* **GIVEN EXERCISE**
Search the records for "Admin". Copy every line where it appears.
-- START --
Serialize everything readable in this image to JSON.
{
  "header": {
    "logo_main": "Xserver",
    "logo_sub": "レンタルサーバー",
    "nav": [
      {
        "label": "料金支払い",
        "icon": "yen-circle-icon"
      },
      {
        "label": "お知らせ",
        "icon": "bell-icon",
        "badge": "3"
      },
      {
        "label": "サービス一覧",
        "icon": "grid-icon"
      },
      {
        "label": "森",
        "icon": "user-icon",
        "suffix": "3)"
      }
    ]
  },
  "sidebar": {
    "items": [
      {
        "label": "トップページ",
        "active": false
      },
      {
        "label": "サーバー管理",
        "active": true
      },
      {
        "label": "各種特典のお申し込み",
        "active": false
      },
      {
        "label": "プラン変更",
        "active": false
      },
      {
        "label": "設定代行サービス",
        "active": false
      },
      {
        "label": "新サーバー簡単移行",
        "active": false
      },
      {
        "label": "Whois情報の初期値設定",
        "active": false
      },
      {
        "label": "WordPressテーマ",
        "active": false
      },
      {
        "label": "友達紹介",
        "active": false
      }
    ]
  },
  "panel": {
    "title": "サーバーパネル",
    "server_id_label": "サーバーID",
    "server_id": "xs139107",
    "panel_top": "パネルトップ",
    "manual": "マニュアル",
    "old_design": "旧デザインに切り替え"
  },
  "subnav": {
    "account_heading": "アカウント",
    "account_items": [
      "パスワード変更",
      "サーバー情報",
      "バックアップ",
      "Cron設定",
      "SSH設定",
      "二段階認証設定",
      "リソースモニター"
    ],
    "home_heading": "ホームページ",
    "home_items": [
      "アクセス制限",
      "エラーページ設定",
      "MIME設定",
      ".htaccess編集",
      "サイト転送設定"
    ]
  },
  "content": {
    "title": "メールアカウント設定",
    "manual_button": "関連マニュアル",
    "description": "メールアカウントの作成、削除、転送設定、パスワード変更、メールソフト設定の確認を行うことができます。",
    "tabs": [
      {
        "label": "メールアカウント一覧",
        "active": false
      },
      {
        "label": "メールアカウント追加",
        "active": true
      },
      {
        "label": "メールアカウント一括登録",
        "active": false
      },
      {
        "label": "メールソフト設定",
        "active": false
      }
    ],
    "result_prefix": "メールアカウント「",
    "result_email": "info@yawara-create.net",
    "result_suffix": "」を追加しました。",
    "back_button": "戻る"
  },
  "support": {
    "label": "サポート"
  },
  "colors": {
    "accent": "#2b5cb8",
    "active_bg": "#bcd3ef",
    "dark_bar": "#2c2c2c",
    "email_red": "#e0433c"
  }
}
-- END --
-- START --
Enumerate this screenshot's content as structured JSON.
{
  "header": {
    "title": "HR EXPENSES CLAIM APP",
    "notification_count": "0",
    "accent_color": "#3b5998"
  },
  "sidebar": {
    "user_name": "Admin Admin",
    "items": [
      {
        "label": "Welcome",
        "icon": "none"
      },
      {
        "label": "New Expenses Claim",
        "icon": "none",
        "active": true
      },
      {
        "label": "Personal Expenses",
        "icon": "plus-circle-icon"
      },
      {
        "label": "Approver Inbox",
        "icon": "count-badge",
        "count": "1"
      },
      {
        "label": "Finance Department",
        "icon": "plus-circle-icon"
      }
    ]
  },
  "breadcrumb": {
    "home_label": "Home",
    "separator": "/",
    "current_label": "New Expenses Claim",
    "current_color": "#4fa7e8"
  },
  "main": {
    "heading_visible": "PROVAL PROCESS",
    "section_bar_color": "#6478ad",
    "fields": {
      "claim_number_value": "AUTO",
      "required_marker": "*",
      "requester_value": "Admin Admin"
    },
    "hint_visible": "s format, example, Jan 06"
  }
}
-- END --
-- START --
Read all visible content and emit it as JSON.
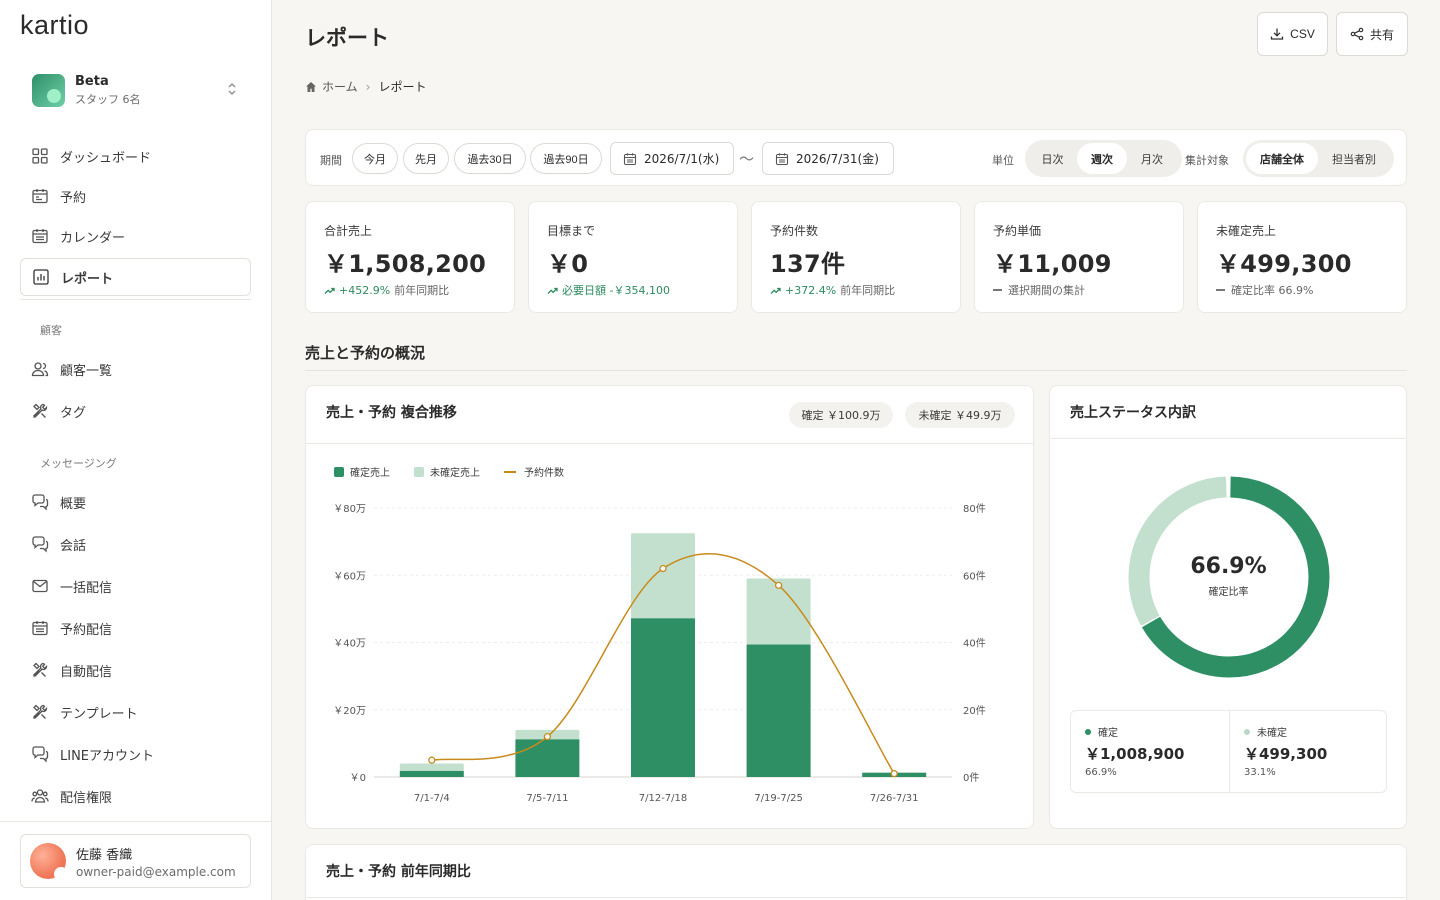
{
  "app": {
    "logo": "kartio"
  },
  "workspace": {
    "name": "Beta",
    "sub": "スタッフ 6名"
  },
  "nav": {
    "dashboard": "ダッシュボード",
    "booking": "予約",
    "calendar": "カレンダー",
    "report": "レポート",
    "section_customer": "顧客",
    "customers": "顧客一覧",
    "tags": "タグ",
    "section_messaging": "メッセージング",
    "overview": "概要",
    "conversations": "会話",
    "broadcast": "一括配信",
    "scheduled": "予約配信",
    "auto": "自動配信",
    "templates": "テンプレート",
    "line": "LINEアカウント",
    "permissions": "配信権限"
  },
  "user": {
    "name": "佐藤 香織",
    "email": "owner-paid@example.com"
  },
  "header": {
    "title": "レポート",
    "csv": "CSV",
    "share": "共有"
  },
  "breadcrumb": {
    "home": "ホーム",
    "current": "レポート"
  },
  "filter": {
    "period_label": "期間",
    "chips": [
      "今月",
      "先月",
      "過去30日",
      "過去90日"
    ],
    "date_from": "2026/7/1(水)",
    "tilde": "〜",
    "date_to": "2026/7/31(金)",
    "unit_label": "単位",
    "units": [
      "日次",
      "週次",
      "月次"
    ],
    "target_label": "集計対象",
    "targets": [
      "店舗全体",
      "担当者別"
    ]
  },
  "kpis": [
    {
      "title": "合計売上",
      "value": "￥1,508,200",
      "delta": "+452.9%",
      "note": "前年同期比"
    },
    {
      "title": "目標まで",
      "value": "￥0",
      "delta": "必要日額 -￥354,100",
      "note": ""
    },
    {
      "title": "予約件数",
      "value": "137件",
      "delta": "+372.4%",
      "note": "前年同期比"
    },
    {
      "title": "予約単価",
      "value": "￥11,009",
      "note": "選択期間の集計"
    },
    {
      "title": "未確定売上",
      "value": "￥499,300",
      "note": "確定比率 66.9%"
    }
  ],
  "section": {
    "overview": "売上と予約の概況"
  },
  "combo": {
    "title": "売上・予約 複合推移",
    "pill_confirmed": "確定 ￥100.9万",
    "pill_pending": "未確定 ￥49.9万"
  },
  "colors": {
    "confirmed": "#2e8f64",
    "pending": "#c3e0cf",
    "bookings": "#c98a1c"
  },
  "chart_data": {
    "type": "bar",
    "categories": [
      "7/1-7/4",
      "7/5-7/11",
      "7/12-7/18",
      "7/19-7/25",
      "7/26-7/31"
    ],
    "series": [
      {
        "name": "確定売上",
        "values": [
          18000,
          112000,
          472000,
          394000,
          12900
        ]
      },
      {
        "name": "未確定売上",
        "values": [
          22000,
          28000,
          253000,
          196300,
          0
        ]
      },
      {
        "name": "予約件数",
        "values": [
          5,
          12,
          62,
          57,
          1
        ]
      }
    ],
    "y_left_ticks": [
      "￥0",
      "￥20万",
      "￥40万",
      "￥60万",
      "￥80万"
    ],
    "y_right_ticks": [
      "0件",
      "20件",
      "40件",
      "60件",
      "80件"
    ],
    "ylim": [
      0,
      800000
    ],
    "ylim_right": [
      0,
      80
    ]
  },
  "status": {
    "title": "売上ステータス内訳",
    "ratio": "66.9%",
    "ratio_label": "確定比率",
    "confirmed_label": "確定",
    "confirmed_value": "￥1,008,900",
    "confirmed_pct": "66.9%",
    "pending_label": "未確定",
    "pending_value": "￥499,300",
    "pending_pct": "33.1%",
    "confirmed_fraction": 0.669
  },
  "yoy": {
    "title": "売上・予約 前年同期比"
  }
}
-- END --
* **RESULT OF THIS TASK**
    "user_name": "Admin Admin",
      "requester_value": "Admin Admin"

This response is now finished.